» **TASK TO COMPLETE**
Will you write out the data exactly, excluding every picture?

» **RECORDS FOR THIS EXERCISE**
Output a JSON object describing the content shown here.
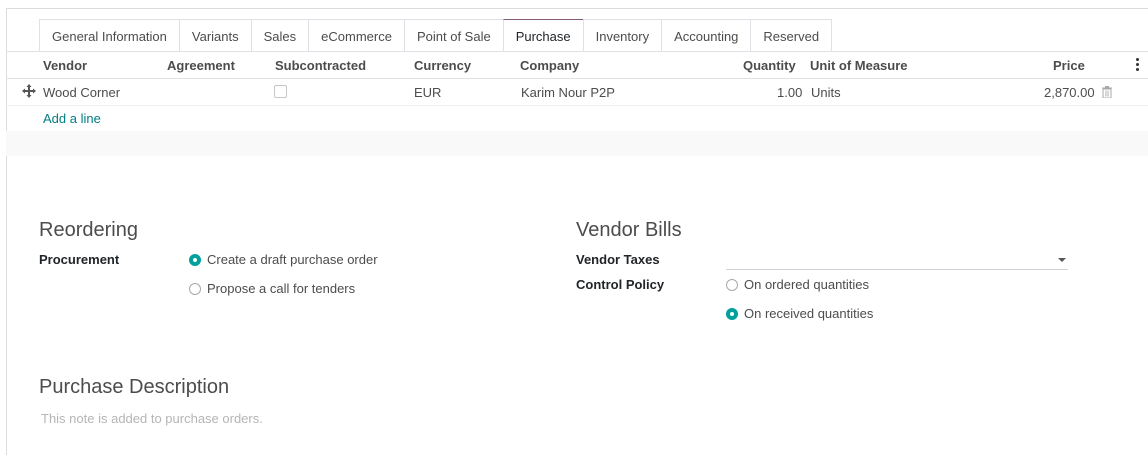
{
  "tabs": [
    {
      "label": "General Information",
      "active": false
    },
    {
      "label": "Variants",
      "active": false
    },
    {
      "label": "Sales",
      "active": false
    },
    {
      "label": "eCommerce",
      "active": false
    },
    {
      "label": "Point of Sale",
      "active": false
    },
    {
      "label": "Purchase",
      "active": true
    },
    {
      "label": "Inventory",
      "active": false
    },
    {
      "label": "Accounting",
      "active": false
    },
    {
      "label": "Reserved",
      "active": false
    }
  ],
  "table": {
    "columns": [
      "Vendor",
      "Agreement",
      "Subcontracted",
      "Currency",
      "Company",
      "Quantity",
      "Unit of Measure",
      "Price"
    ],
    "rows": [
      {
        "vendor": "Wood Corner",
        "agreement": "",
        "subcontracted": false,
        "currency": "EUR",
        "company": "Karim Nour P2P",
        "quantity": "1.00",
        "uom": "Units",
        "price": "2,870.00"
      }
    ],
    "add_line": "Add a line"
  },
  "reordering": {
    "title": "Reordering",
    "procurement_label": "Procurement",
    "options": [
      {
        "label": "Create a draft purchase order",
        "selected": true
      },
      {
        "label": "Propose a call for tenders",
        "selected": false
      }
    ]
  },
  "vendor_bills": {
    "title": "Vendor Bills",
    "vendor_taxes_label": "Vendor Taxes",
    "vendor_taxes_value": "",
    "control_policy_label": "Control Policy",
    "options": [
      {
        "label": "On ordered quantities",
        "selected": false
      },
      {
        "label": "On received quantities",
        "selected": true
      }
    ]
  },
  "purchase_description": {
    "title": "Purchase Description",
    "placeholder": "This note is added to purchase orders."
  },
  "colors": {
    "accent": "#00a09d",
    "link": "#017e84",
    "tab_active": "#875a7b"
  }
}
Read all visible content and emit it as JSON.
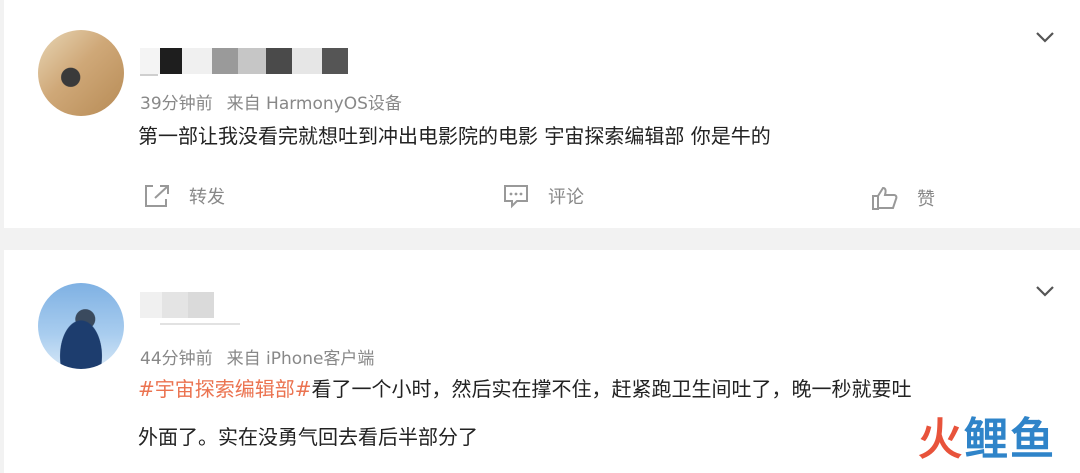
{
  "comments": [
    {
      "time": "39分钟前",
      "source": "来自 HarmonyOS设备",
      "text": "第一部让我没看完就想吐到冲出电影院的电影 宇宙探索编辑部 你是牛的",
      "actions": {
        "repost": "转发",
        "comment": "评论",
        "like": "赞"
      }
    },
    {
      "time": "44分钟前",
      "source": "来自 iPhone客户端",
      "topic": "#宇宙探索编辑部#",
      "text_line1": "看了一个小时，然后实在撑不住，赶紧跑卫生间吐了，晚一秒就要吐",
      "text_line2": "外面了。实在没勇气回去看后半部分了"
    }
  ],
  "watermark": {
    "part1": "火",
    "part2": "鲤鱼"
  },
  "colors": {
    "topic": "#eb7350",
    "background": "#f2f2f2",
    "card": "#ffffff",
    "meta": "#888888"
  },
  "icons": [
    "chevron-down-icon",
    "repost-icon",
    "comment-icon",
    "like-icon"
  ]
}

» **REPLY TO THE EXERCISE**
Output a JSON object describing the content shown here.
{
  "tabs": [
    {
      "label": "General Information",
      "active": false
    },
    {
      "label": "Variants",
      "active": false
    },
    {
      "label": "Sales",
      "active": false
    },
    {
      "label": "eCommerce",
      "active": false
    },
    {
      "label": "Point of Sale",
      "active": false
    },
    {
      "label": "Purchase",
      "active": true
    },
    {
      "label": "Inventory",
      "active": false
    },
    {
      "label": "Accounting",
      "active": false
    },
    {
      "label": "Reserved",
      "active": false
    }
  ],
  "table": {
    "columns": [
      "Vendor",
      "Agreement",
      "Subcontracted",
      "Currency",
      "Company",
      "Quantity",
      "Unit of Measure",
      "Price"
    ],
    "rows": [
      {
        "vendor": "Wood Corner",
        "agreement": "",
        "subcontracted": false,
        "currency": "EUR",
        "company": "Karim Nour P2P",
        "quantity": "1.00",
        "uom": "Units",
        "price": "2,870.00"
      }
    ],
    "add_line": "Add a line"
  },
  "reordering": {
    "title": "Reordering",
    "procurement_label": "Procurement",
    "options": [
      {
        "label": "Create a draft purchase order",
        "selected": true
      },
      {
        "label": "Propose a call for tenders",
        "selected": false
      }
    ]
  },
  "vendor_bills": {
    "title": "Vendor Bills",
    "vendor_taxes_label": "Vendor Taxes",
    "vendor_taxes_value": "",
    "control_policy_label": "Control Policy",
    "options": [
      {
        "label": "On ordered quantities",
        "selected": false
      },
      {
        "label": "On received quantities",
        "selected": true
      }
    ]
  },
  "purchase_description": {
    "title": "Purchase Description",
    "placeholder": "This note is added to purchase orders."
  },
  "colors": {
    "accent": "#00a09d",
    "link": "#017e84",
    "tab_active": "#875a7b"
  }
}
Read all visible content and emit it as JSON.
{
  "comments": [
    {
      "time": "39分钟前",
      "source": "来自 HarmonyOS设备",
      "text": "第一部让我没看完就想吐到冲出电影院的电影 宇宙探索编辑部 你是牛的",
      "actions": {
        "repost": "转发",
        "comment": "评论",
        "like": "赞"
      }
    },
    {
      "time": "44分钟前",
      "source": "来自 iPhone客户端",
      "topic": "#宇宙探索编辑部#",
      "text_line1": "看了一个小时，然后实在撑不住，赶紧跑卫生间吐了，晚一秒就要吐",
      "text_line2": "外面了。实在没勇气回去看后半部分了"
    }
  ],
  "watermark": {
    "part1": "火",
    "part2": "鲤鱼"
  },
  "colors": {
    "topic": "#eb7350",
    "background": "#f2f2f2",
    "card": "#ffffff",
    "meta": "#888888"
  },
  "icons": [
    "chevron-down-icon",
    "repost-icon",
    "comment-icon",
    "like-icon"
  ]
}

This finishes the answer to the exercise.